> [Data provided]:

__________________________________________________

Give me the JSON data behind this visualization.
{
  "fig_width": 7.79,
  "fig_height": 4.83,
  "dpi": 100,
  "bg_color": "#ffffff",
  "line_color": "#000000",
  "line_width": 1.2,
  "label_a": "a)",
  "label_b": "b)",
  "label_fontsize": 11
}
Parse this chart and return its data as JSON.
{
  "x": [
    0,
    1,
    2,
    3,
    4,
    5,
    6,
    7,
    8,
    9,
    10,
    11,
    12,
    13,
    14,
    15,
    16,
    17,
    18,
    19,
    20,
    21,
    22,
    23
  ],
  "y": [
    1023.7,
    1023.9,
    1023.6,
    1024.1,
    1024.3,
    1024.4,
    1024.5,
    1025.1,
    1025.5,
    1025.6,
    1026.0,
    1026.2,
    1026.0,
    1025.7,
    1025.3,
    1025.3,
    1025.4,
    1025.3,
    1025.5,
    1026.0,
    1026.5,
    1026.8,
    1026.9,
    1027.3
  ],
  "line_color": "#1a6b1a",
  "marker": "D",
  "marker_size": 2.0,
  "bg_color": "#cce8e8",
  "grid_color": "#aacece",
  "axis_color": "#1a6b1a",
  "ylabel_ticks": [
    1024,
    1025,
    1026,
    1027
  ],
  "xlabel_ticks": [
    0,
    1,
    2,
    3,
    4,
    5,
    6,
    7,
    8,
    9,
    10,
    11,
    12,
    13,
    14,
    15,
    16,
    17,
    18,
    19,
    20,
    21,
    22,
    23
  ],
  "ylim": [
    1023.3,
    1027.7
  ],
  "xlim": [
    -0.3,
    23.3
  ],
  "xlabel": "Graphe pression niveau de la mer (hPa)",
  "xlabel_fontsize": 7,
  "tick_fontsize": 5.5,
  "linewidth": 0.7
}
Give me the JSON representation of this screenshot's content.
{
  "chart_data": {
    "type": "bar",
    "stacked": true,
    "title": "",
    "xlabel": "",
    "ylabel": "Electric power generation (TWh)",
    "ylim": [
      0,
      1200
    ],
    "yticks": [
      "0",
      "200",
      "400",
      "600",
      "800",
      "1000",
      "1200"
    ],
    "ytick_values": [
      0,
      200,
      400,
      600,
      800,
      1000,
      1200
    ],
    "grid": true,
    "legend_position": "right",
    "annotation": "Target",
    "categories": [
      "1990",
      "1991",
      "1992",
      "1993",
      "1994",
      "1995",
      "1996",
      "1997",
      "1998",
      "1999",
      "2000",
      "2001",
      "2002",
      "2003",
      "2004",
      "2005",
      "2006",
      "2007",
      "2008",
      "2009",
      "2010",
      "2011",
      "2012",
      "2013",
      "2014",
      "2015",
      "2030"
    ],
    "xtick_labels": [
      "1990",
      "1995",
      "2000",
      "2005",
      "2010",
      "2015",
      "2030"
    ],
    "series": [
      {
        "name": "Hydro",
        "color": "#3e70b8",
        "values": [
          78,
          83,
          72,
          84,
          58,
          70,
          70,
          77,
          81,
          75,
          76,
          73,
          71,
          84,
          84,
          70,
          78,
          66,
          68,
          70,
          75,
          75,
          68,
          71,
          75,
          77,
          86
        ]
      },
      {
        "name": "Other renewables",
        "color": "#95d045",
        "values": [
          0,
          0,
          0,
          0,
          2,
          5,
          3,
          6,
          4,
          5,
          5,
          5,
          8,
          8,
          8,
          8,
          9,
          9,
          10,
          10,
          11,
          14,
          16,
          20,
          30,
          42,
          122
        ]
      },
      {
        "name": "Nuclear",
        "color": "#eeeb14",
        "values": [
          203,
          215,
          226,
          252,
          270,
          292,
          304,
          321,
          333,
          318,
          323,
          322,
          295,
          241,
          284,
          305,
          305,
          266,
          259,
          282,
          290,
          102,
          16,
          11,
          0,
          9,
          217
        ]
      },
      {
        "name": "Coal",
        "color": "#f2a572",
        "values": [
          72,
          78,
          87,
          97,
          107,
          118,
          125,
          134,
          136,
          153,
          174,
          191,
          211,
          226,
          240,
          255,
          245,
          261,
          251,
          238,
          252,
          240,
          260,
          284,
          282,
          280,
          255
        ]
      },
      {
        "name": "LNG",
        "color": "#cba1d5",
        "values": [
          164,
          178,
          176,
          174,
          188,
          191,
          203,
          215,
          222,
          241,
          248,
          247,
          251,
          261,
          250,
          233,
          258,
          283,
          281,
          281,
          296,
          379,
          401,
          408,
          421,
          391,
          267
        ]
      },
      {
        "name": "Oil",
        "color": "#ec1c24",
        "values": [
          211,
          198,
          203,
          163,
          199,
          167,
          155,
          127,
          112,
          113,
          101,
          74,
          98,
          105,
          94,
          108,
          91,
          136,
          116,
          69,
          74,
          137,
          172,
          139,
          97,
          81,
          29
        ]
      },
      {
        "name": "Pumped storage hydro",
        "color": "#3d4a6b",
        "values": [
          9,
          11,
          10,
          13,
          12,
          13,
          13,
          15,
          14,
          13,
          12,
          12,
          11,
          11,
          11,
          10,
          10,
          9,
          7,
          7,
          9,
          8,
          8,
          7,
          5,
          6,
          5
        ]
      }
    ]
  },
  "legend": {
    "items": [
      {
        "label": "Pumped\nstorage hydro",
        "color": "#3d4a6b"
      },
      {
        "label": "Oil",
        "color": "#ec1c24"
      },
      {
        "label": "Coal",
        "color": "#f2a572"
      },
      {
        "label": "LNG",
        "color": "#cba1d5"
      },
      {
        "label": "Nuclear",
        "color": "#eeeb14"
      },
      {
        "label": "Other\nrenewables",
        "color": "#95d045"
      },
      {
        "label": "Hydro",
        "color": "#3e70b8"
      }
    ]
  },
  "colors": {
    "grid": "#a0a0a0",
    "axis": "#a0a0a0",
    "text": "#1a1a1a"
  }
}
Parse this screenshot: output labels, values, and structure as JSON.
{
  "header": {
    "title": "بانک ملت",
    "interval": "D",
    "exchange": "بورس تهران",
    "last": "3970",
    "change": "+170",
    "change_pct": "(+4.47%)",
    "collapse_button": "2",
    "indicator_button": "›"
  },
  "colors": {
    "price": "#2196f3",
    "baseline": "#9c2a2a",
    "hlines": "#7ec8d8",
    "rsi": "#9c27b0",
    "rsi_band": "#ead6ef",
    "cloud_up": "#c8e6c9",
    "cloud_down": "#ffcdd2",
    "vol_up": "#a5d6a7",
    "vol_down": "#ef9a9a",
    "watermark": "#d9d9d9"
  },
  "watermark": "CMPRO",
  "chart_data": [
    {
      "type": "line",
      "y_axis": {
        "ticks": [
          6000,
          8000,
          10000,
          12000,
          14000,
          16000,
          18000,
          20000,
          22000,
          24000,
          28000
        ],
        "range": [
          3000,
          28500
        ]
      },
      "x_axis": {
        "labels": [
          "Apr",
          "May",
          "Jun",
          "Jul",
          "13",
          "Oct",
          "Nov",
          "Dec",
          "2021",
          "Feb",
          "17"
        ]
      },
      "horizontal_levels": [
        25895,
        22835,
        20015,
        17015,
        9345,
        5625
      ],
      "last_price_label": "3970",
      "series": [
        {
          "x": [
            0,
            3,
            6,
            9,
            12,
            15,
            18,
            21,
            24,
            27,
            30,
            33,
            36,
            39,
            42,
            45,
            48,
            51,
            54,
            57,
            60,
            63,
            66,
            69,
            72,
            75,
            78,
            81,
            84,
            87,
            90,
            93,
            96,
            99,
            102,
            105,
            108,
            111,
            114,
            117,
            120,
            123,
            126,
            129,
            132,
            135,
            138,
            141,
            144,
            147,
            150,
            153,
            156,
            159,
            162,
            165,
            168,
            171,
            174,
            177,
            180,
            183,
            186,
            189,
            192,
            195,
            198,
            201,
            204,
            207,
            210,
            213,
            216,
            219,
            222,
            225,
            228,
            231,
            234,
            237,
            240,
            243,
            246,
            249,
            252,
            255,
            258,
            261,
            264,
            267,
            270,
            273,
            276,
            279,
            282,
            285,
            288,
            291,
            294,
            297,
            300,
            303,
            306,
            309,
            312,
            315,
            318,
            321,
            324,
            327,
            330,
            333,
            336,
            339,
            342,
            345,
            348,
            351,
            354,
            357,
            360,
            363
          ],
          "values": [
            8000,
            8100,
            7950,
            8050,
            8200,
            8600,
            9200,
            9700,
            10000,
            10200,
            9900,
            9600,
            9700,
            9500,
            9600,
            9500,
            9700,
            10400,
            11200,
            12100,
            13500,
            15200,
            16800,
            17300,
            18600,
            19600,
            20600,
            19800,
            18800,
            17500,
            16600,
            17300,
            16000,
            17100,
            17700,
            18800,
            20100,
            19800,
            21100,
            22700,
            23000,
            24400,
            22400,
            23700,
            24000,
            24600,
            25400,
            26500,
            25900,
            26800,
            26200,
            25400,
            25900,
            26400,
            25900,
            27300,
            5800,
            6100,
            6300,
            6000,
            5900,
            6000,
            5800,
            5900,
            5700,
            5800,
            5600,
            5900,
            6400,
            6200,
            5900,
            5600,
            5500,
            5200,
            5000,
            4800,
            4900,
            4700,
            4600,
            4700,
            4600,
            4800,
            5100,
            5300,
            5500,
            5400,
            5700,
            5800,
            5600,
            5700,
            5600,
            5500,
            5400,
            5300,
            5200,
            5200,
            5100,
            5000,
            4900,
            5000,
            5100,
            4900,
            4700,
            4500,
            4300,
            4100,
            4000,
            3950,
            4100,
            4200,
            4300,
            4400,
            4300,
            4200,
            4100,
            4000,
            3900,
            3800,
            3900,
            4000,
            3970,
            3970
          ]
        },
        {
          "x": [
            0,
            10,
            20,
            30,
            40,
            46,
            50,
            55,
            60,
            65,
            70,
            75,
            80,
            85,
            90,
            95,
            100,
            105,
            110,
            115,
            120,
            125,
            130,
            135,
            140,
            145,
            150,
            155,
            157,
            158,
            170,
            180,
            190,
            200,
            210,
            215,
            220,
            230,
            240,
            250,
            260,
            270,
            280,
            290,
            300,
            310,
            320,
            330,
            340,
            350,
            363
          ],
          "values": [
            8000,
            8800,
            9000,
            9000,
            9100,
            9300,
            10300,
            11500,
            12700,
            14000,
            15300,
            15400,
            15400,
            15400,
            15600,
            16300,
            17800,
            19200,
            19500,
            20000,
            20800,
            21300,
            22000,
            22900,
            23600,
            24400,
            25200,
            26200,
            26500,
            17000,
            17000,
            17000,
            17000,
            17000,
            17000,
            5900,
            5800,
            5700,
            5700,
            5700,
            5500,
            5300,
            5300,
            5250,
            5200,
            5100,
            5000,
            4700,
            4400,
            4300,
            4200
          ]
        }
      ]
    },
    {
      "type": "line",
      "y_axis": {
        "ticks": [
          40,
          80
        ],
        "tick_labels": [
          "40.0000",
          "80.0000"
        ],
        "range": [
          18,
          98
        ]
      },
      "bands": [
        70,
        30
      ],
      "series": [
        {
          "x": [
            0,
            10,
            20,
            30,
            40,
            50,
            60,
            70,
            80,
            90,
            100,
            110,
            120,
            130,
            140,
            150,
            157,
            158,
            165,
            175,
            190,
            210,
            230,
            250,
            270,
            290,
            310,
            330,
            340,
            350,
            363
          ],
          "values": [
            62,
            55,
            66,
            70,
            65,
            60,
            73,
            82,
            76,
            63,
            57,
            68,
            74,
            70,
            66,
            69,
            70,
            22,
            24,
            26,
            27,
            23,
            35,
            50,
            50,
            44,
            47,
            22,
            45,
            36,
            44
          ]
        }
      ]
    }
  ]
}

__________________________________________________

> [Direction]:
Locate the lines above that contain "Give" and copy them.

> [Result for this exercise]:
Give me the JSON data behind this visualization.
Give me the JSON representation of this screenshot's content.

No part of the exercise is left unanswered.